**PROVIDED RECORDS:**

>>>>

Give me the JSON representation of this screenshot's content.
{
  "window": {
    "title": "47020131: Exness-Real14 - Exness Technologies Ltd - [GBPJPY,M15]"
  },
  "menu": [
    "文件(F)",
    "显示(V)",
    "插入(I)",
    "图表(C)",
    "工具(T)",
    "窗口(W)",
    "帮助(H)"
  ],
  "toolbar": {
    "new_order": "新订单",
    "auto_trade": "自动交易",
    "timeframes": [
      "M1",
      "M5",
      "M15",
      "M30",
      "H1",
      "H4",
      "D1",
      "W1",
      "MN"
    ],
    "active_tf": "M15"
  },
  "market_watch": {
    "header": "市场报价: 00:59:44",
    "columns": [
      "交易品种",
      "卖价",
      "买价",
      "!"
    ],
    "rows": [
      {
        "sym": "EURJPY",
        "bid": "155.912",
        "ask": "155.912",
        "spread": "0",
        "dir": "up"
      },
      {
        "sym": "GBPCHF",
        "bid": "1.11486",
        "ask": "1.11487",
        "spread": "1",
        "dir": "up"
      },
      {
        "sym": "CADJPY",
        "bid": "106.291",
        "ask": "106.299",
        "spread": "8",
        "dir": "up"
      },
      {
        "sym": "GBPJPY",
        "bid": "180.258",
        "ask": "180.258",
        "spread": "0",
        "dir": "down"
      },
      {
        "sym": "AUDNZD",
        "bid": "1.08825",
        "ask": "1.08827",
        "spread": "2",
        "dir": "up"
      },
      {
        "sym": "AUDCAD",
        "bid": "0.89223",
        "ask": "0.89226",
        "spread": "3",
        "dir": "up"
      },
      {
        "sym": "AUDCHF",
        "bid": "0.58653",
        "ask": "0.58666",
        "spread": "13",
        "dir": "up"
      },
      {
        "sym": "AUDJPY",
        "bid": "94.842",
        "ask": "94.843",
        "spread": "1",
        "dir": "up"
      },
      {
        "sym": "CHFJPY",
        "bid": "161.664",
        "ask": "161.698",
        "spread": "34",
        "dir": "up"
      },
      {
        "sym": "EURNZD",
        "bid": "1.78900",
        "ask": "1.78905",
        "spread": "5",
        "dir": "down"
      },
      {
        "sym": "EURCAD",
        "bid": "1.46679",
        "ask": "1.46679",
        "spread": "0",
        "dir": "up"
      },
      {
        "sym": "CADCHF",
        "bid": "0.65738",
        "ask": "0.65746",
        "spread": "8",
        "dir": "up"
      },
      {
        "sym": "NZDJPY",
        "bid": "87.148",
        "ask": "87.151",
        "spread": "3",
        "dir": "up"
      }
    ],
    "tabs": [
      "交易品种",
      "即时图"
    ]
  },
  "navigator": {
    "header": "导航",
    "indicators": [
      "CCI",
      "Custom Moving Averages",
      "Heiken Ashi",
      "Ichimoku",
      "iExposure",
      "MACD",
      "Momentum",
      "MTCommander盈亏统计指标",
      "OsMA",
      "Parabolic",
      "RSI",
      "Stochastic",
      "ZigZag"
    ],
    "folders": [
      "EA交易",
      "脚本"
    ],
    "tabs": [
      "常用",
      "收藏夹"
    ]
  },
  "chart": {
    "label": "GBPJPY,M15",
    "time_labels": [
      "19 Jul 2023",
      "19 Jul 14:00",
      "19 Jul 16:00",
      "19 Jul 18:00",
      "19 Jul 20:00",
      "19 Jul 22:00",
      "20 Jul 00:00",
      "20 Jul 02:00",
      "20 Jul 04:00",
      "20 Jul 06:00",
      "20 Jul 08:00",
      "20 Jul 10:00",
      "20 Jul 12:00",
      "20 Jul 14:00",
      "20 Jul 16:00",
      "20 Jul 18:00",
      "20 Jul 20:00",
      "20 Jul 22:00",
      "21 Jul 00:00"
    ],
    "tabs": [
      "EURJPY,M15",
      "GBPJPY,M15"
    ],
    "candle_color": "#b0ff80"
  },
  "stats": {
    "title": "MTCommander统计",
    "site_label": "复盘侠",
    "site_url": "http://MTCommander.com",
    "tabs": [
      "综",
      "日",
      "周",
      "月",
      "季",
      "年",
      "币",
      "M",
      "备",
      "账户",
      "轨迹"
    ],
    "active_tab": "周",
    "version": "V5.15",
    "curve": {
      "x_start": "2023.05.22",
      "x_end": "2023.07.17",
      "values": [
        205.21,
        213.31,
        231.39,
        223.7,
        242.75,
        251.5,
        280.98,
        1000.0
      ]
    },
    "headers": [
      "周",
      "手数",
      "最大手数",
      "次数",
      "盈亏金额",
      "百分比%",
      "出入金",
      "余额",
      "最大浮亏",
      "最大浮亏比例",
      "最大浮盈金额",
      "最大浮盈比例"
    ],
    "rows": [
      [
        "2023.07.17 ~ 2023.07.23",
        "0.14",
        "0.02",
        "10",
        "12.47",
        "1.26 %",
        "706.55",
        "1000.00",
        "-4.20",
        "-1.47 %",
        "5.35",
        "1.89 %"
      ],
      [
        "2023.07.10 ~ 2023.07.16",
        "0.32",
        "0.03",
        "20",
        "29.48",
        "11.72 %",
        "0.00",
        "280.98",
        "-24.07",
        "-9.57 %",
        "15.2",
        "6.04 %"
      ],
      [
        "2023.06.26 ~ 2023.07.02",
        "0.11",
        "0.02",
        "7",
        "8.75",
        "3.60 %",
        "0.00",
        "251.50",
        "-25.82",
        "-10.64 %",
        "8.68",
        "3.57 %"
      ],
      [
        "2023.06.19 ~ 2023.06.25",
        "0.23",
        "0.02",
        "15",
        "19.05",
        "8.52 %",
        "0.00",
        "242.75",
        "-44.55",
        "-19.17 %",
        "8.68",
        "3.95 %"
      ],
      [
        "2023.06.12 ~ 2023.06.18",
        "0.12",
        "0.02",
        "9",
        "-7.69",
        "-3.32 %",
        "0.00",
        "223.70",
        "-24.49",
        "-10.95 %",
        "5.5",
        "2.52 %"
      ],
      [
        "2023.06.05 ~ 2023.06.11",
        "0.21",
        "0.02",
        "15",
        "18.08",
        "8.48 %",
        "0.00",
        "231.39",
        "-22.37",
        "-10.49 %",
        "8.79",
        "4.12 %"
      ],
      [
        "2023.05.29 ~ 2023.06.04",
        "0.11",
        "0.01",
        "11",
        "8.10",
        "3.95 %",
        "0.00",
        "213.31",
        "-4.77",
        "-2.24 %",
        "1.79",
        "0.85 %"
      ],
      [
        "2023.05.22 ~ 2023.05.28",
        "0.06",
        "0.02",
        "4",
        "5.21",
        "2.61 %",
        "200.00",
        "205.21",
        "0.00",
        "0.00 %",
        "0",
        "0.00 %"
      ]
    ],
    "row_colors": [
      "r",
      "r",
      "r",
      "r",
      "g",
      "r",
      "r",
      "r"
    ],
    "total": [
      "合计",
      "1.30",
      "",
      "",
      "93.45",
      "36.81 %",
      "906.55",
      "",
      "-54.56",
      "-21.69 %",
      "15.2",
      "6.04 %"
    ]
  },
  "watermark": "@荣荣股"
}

<<<<

**TASK GOAL:**
What is needed here is an exact reproduction of all the entries.

**SOLUTION FOR THIS PROBLEM:**
Give me the JSON representation of this screenshot's content.
{
  "window": {
    "title": "47020131: Exness-Real14 - Exness Technologies Ltd - [GBPJPY,M15]"
  },
  "menu": [
    "文件(F)",
    "显示(V)",
    "插入(I)",
    "图表(C)",
    "工具(T)",
    "窗口(W)",
    "帮助(H)"
  ],
  "toolbar": {
    "new_order": "新订单",
    "auto_trade": "自动交易",
    "timeframes": [
      "M1",
      "M5",
      "M15",
      "M30",
      "H1",
      "H4",
      "D1",
      "W1",
      "MN"
    ],
    "active_tf": "M15"
  },
  "market_watch": {
    "header": "市场报价: 00:59:44",
    "columns": [
      "交易品种",
      "卖价",
      "买价",
      "!"
    ],
    "rows": [
      {
        "sym": "EURJPY",
        "bid": "155.912",
        "ask": "155.912",
        "spread": "0",
        "dir": "up"
      },
      {
        "sym": "GBPCHF",
        "bid": "1.11486",
        "ask": "1.11487",
        "spread": "1",
        "dir": "up"
      },
      {
        "sym": "CADJPY",
        "bid": "106.291",
        "ask": "106.299",
        "spread": "8",
        "dir": "up"
      },
      {
        "sym": "GBPJPY",
        "bid": "180.258",
        "ask": "180.258",
        "spread": "0",
        "dir": "down"
      },
      {
        "sym": "AUDNZD",
        "bid": "1.08825",
        "ask": "1.08827",
        "spread": "2",
        "dir": "up"
      },
      {
        "sym": "AUDCAD",
        "bid": "0.89223",
        "ask": "0.89226",
        "spread": "3",
        "dir": "up"
      },
      {
        "sym": "AUDCHF",
        "bid": "0.58653",
        "ask": "0.58666",
        "spread": "13",
        "dir": "up"
      },
      {
        "sym": "AUDJPY",
        "bid": "94.842",
        "ask": "94.843",
        "spread": "1",
        "dir": "up"
      },
      {
        "sym": "CHFJPY",
        "bid": "161.664",
        "ask": "161.698",
        "spread": "34",
        "dir": "up"
      },
      {
        "sym": "EURNZD",
        "bid": "1.78900",
        "ask": "1.78905",
        "spread": "5",
        "dir": "down"
      },
      {
        "sym": "EURCAD",
        "bid": "1.46679",
        "ask": "1.46679",
        "spread": "0",
        "dir": "up"
      },
      {
        "sym": "CADCHF",
        "bid": "0.65738",
        "ask": "0.65746",
        "spread": "8",
        "dir": "up"
      },
      {
        "sym": "NZDJPY",
        "bid": "87.148",
        "ask": "87.151",
        "spread": "3",
        "dir": "up"
      }
    ],
    "tabs": [
      "交易品种",
      "即时图"
    ]
  },
  "navigator": {
    "header": "导航",
    "indicators": [
      "CCI",
      "Custom Moving Averages",
      "Heiken Ashi",
      "Ichimoku",
      "iExposure",
      "MACD",
      "Momentum",
      "MTCommander盈亏统计指标",
      "OsMA",
      "Parabolic",
      "RSI",
      "Stochastic",
      "ZigZag"
    ],
    "folders": [
      "EA交易",
      "脚本"
    ],
    "tabs": [
      "常用",
      "收藏夹"
    ]
  },
  "chart": {
    "label": "GBPJPY,M15",
    "time_labels": [
      "19 Jul 2023",
      "19 Jul 14:00",
      "19 Jul 16:00",
      "19 Jul 18:00",
      "19 Jul 20:00",
      "19 Jul 22:00",
      "20 Jul 00:00",
      "20 Jul 02:00",
      "20 Jul 04:00",
      "20 Jul 06:00",
      "20 Jul 08:00",
      "20 Jul 10:00",
      "20 Jul 12:00",
      "20 Jul 14:00",
      "20 Jul 16:00",
      "20 Jul 18:00",
      "20 Jul 20:00",
      "20 Jul 22:00",
      "21 Jul 00:00"
    ],
    "tabs": [
      "EURJPY,M15",
      "GBPJPY,M15"
    ],
    "candle_color": "#b0ff80"
  },
  "stats": {
    "title": "MTCommander统计",
    "site_label": "复盘侠",
    "site_url": "http://MTCommander.com",
    "tabs": [
      "综",
      "日",
      "周",
      "月",
      "季",
      "年",
      "币",
      "M",
      "备",
      "账户",
      "轨迹"
    ],
    "active_tab": "周",
    "version": "V5.15",
    "curve": {
      "x_start": "2023.05.22",
      "x_end": "2023.07.17",
      "values": [
        205.21,
        213.31,
        231.39,
        223.7,
        242.75,
        251.5,
        280.98,
        1000.0
      ]
    },
    "headers": [
      "周",
      "手数",
      "最大手数",
      "次数",
      "盈亏金额",
      "百分比%",
      "出入金",
      "余额",
      "最大浮亏",
      "最大浮亏比例",
      "最大浮盈金额",
      "最大浮盈比例"
    ],
    "rows": [
      [
        "2023.07.17 ~ 2023.07.23",
        "0.14",
        "0.02",
        "10",
        "12.47",
        "1.26 %",
        "706.55",
        "1000.00",
        "-4.20",
        "-1.47 %",
        "5.35",
        "1.89 %"
      ],
      [
        "2023.07.10 ~ 2023.07.16",
        "0.32",
        "0.03",
        "20",
        "29.48",
        "11.72 %",
        "0.00",
        "280.98",
        "-24.07",
        "-9.57 %",
        "15.2",
        "6.04 %"
      ],
      [
        "2023.06.26 ~ 2023.07.02",
        "0.11",
        "0.02",
        "7",
        "8.75",
        "3.60 %",
        "0.00",
        "251.50",
        "-25.82",
        "-10.64 %",
        "8.68",
        "3.57 %"
      ],
      [
        "2023.06.19 ~ 2023.06.25",
        "0.23",
        "0.02",
        "15",
        "19.05",
        "8.52 %",
        "0.00",
        "242.75",
        "-44.55",
        "-19.17 %",
        "8.68",
        "3.95 %"
      ],
      [
        "2023.06.12 ~ 2023.06.18",
        "0.12",
        "0.02",
        "9",
        "-7.69",
        "-3.32 %",
        "0.00",
        "223.70",
        "-24.49",
        "-10.95 %",
        "5.5",
        "2.52 %"
      ],
      [
        "2023.06.05 ~ 2023.06.11",
        "0.21",
        "0.02",
        "15",
        "18.08",
        "8.48 %",
        "0.00",
        "231.39",
        "-22.37",
        "-10.49 %",
        "8.79",
        "4.12 %"
      ],
      [
        "2023.05.29 ~ 2023.06.04",
        "0.11",
        "0.01",
        "11",
        "8.10",
        "3.95 %",
        "0.00",
        "213.31",
        "-4.77",
        "-2.24 %",
        "1.79",
        "0.85 %"
      ],
      [
        "2023.05.22 ~ 2023.05.28",
        "0.06",
        "0.02",
        "4",
        "5.21",
        "2.61 %",
        "200.00",
        "205.21",
        "0.00",
        "0.00 %",
        "0",
        "0.00 %"
      ]
    ],
    "row_colors": [
      "r",
      "r",
      "r",
      "r",
      "g",
      "r",
      "r",
      "r"
    ],
    "total": [
      "合计",
      "1.30",
      "",
      "",
      "93.45",
      "36.81 %",
      "906.55",
      "",
      "-54.56",
      "-21.69 %",
      "15.2",
      "6.04 %"
    ]
  },
  "watermark": "@荣荣股"
}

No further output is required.